**Given request**
Pictures do not belong in the copy; quote every entry below exactly.

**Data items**
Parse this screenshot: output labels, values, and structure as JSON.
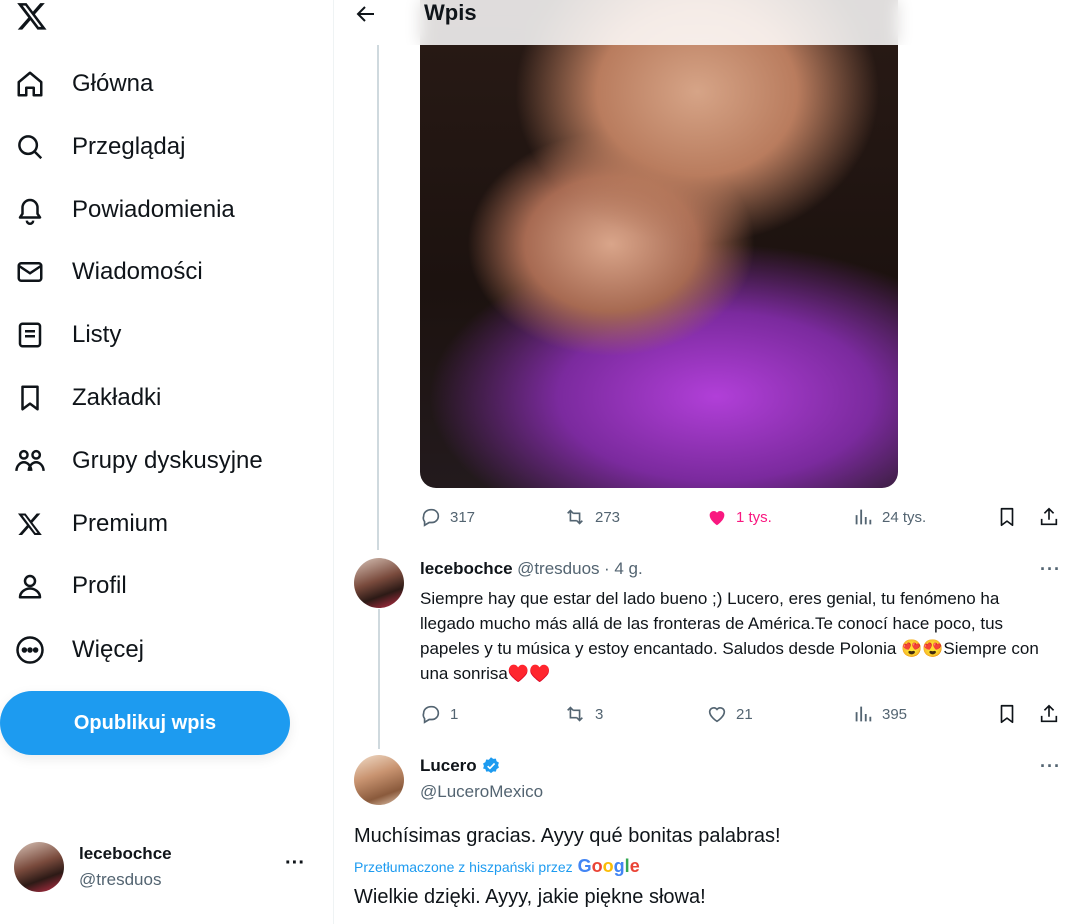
{
  "app": {
    "logo": "x-logo"
  },
  "sidebar": {
    "items": [
      {
        "label": "Główna",
        "icon": "home-icon"
      },
      {
        "label": "Przeglądaj",
        "icon": "search-icon"
      },
      {
        "label": "Powiadomienia",
        "icon": "bell-icon"
      },
      {
        "label": "Wiadomości",
        "icon": "mail-icon"
      },
      {
        "label": "Listy",
        "icon": "list-icon"
      },
      {
        "label": "Zakładki",
        "icon": "bookmark-icon"
      },
      {
        "label": "Grupy dyskusyjne",
        "icon": "people-icon"
      },
      {
        "label": "Premium",
        "icon": "x-logo-icon"
      },
      {
        "label": "Profil",
        "icon": "person-icon"
      },
      {
        "label": "Więcej",
        "icon": "more-circle-icon"
      }
    ],
    "post_button": "Opublikuj wpis",
    "account": {
      "name": "lecebochce",
      "handle": "@tresduos",
      "more": "···"
    }
  },
  "header": {
    "title": "Wpis"
  },
  "post": {
    "replies": "317",
    "reposts": "273",
    "likes": "1 tys.",
    "views": "24 tys.",
    "liked": true,
    "accent_like": "#f91880"
  },
  "reply1": {
    "name": "lecebochce",
    "handle": "@tresduos",
    "time": "· 4 g.",
    "text": "Siempre hay que estar del lado bueno ;) Lucero, eres genial, tu fenómeno ha llegado mucho más allá de las fronteras de América.Te conocí hace poco, tus papeles y tu música y estoy encantado. Saludos desde Polonia 😍😍Siempre con una sonrisa♥️♥️",
    "replies": "1",
    "reposts": "3",
    "likes": "21",
    "views": "395"
  },
  "reply2": {
    "name": "Lucero",
    "handle": "@LuceroMexico",
    "verified": true,
    "text": "Muchísimas gracias. Ayyy qué bonitas palabras!",
    "translated_by": "Przetłumaczone z hiszpański przez",
    "translator": "Google",
    "translation": "Wielkie dzięki. Ayyy, jakie piękne słowa!"
  },
  "colors": {
    "accent": "#1d9bf0",
    "text": "#0f1419",
    "secondary": "#536471",
    "like": "#f91880"
  }
}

**Output for this task**
Parse this screenshot: output labels, values, and structure as JSON.
{
  "app": {
    "logo": "x-logo"
  },
  "sidebar": {
    "items": [
      {
        "label": "Główna",
        "icon": "home-icon"
      },
      {
        "label": "Przeglądaj",
        "icon": "search-icon"
      },
      {
        "label": "Powiadomienia",
        "icon": "bell-icon"
      },
      {
        "label": "Wiadomości",
        "icon": "mail-icon"
      },
      {
        "label": "Listy",
        "icon": "list-icon"
      },
      {
        "label": "Zakładki",
        "icon": "bookmark-icon"
      },
      {
        "label": "Grupy dyskusyjne",
        "icon": "people-icon"
      },
      {
        "label": "Premium",
        "icon": "x-logo-icon"
      },
      {
        "label": "Profil",
        "icon": "person-icon"
      },
      {
        "label": "Więcej",
        "icon": "more-circle-icon"
      }
    ],
    "post_button": "Opublikuj wpis",
    "account": {
      "name": "lecebochce",
      "handle": "@tresduos",
      "more": "···"
    }
  },
  "header": {
    "title": "Wpis"
  },
  "post": {
    "replies": "317",
    "reposts": "273",
    "likes": "1 tys.",
    "views": "24 tys.",
    "liked": true,
    "accent_like": "#f91880"
  },
  "reply1": {
    "name": "lecebochce",
    "handle": "@tresduos",
    "time": "· 4 g.",
    "text": "Siempre hay que estar del lado bueno ;) Lucero, eres genial, tu fenómeno ha llegado mucho más allá de las fronteras de América.Te conocí hace poco, tus papeles y tu música y estoy encantado. Saludos desde Polonia 😍😍Siempre con una sonrisa♥️♥️",
    "replies": "1",
    "reposts": "3",
    "likes": "21",
    "views": "395"
  },
  "reply2": {
    "name": "Lucero",
    "handle": "@LuceroMexico",
    "verified": true,
    "text": "Muchísimas gracias. Ayyy qué bonitas palabras!",
    "translated_by": "Przetłumaczone z hiszpański przez",
    "translator": "Google",
    "translation": "Wielkie dzięki. Ayyy, jakie piękne słowa!"
  },
  "colors": {
    "accent": "#1d9bf0",
    "text": "#0f1419",
    "secondary": "#536471",
    "like": "#f91880"
  }
}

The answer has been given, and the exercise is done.